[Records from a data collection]
####

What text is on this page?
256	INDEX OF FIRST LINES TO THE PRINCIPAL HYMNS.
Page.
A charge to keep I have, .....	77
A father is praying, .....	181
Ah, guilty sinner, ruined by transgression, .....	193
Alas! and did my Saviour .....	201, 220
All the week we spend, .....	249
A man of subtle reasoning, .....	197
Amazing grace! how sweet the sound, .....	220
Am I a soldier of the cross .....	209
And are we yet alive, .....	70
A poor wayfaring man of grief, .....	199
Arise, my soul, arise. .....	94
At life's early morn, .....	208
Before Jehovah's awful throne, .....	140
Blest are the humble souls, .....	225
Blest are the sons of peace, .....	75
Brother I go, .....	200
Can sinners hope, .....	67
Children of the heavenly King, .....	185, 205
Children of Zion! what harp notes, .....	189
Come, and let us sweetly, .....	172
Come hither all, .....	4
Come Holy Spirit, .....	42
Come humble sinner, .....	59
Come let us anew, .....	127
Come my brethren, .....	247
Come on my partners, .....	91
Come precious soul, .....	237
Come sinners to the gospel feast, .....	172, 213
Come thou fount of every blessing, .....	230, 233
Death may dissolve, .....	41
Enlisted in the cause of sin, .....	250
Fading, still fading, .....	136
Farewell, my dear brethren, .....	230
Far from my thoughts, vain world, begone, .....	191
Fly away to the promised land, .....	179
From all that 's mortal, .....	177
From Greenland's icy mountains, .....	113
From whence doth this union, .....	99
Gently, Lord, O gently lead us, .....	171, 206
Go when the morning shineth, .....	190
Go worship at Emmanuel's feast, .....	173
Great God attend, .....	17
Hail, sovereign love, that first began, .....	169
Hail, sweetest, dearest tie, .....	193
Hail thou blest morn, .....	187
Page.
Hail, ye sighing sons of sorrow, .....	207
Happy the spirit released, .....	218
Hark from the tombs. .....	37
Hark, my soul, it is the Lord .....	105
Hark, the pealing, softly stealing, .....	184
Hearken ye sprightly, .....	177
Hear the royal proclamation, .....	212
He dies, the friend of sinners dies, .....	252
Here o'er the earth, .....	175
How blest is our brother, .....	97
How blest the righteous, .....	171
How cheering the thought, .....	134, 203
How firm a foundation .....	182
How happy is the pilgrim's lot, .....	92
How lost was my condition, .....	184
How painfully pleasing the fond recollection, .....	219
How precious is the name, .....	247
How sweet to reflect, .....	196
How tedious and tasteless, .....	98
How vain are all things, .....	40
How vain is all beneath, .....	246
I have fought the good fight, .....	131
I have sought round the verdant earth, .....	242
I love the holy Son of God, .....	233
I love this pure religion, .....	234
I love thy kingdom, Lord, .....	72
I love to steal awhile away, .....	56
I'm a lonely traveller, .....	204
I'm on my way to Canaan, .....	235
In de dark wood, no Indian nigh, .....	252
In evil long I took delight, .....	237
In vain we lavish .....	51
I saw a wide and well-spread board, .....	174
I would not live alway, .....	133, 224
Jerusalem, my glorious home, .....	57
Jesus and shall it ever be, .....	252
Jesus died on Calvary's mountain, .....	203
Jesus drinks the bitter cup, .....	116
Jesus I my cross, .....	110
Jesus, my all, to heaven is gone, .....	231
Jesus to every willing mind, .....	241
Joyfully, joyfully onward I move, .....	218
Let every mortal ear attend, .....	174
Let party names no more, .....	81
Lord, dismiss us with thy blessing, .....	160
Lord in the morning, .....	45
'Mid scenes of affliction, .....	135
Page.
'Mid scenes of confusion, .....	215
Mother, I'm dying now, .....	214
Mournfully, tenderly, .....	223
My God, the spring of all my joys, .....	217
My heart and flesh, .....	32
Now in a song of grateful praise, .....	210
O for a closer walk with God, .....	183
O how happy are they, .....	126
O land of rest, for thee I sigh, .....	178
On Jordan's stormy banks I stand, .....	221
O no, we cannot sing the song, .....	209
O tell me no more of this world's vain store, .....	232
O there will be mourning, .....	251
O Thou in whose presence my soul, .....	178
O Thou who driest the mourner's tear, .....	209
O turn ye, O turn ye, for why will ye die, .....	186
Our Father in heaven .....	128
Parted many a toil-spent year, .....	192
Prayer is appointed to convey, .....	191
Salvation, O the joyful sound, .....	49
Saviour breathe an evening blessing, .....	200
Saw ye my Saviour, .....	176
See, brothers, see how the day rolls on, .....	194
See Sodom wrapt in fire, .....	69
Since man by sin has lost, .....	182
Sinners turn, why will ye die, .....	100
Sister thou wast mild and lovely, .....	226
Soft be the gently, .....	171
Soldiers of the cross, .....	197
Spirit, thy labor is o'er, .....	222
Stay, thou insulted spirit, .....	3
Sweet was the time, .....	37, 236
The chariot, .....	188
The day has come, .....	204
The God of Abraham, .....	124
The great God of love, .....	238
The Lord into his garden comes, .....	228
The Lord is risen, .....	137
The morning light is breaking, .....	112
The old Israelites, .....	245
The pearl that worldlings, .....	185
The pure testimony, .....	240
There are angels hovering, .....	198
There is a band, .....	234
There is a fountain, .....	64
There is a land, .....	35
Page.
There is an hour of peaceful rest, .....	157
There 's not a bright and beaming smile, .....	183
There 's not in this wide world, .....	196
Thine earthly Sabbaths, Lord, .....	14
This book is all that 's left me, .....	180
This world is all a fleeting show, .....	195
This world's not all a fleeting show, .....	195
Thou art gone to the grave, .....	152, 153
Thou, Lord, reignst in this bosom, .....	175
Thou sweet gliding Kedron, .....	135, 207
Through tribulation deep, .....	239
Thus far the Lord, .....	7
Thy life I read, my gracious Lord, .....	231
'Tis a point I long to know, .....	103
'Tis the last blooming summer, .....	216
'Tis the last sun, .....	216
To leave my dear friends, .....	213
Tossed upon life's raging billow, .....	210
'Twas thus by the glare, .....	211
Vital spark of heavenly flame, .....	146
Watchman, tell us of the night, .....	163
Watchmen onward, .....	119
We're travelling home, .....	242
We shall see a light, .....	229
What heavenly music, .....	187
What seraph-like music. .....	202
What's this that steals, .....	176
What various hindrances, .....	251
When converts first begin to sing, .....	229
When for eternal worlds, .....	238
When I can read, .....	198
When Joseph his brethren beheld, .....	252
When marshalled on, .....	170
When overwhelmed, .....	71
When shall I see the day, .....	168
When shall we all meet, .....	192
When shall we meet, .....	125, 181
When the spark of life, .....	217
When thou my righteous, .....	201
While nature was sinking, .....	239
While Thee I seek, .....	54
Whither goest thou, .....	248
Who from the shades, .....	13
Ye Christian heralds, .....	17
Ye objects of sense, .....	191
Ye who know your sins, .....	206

####

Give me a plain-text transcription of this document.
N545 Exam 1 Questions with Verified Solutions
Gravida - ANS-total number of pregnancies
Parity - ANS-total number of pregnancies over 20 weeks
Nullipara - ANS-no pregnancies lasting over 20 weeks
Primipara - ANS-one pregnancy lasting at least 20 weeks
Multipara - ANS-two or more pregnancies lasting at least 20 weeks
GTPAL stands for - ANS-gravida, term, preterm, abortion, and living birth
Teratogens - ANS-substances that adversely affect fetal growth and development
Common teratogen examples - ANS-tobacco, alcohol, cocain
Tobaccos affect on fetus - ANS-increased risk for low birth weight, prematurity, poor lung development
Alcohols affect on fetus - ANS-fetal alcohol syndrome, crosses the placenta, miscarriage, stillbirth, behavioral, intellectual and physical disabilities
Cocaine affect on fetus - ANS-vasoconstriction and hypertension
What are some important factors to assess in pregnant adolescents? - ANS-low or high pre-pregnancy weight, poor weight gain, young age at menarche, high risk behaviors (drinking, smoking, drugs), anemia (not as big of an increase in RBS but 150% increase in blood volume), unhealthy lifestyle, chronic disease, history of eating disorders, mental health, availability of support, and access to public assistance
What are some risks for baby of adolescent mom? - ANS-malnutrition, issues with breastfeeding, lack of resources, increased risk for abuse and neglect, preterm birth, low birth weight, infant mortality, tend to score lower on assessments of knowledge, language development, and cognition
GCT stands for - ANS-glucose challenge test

####

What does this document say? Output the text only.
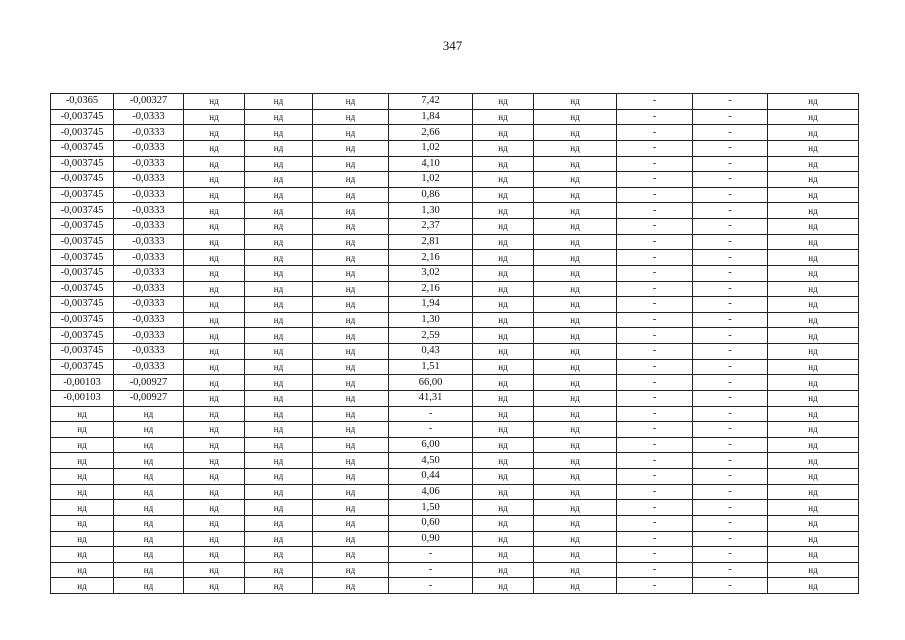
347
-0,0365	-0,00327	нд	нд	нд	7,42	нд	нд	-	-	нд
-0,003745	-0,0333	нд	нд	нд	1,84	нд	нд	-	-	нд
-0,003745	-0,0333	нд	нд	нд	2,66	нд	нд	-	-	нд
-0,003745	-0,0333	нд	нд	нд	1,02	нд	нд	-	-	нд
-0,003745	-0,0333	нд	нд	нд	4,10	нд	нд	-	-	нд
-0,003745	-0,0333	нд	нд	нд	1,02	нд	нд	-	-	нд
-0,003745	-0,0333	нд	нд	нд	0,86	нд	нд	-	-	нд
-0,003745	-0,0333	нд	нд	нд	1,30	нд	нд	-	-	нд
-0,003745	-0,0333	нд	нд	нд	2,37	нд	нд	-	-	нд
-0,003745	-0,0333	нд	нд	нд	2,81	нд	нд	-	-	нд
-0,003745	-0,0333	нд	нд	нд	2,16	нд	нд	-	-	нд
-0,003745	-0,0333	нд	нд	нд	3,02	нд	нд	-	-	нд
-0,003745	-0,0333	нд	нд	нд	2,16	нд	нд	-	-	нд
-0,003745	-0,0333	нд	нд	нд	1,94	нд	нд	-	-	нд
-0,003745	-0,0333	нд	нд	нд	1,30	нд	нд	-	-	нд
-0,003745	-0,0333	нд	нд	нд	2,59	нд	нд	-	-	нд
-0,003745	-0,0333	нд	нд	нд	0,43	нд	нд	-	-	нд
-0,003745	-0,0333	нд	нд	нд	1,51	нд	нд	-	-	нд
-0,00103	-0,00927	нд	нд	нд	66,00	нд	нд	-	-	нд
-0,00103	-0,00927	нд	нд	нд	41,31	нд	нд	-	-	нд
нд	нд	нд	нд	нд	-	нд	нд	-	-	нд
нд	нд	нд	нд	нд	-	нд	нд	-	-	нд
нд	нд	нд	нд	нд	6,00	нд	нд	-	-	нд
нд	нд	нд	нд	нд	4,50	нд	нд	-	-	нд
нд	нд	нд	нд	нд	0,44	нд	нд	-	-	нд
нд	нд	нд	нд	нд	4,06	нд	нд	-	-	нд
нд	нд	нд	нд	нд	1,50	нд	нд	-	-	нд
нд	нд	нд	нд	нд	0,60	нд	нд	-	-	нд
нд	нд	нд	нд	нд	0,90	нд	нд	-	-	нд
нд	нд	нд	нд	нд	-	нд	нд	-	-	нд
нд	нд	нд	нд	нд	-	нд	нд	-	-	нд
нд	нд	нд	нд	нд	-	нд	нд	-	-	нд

####

### What you have to do
Within the listing, how many lines hold the word "affect"? Only the number is to be given.

### Response to this task
4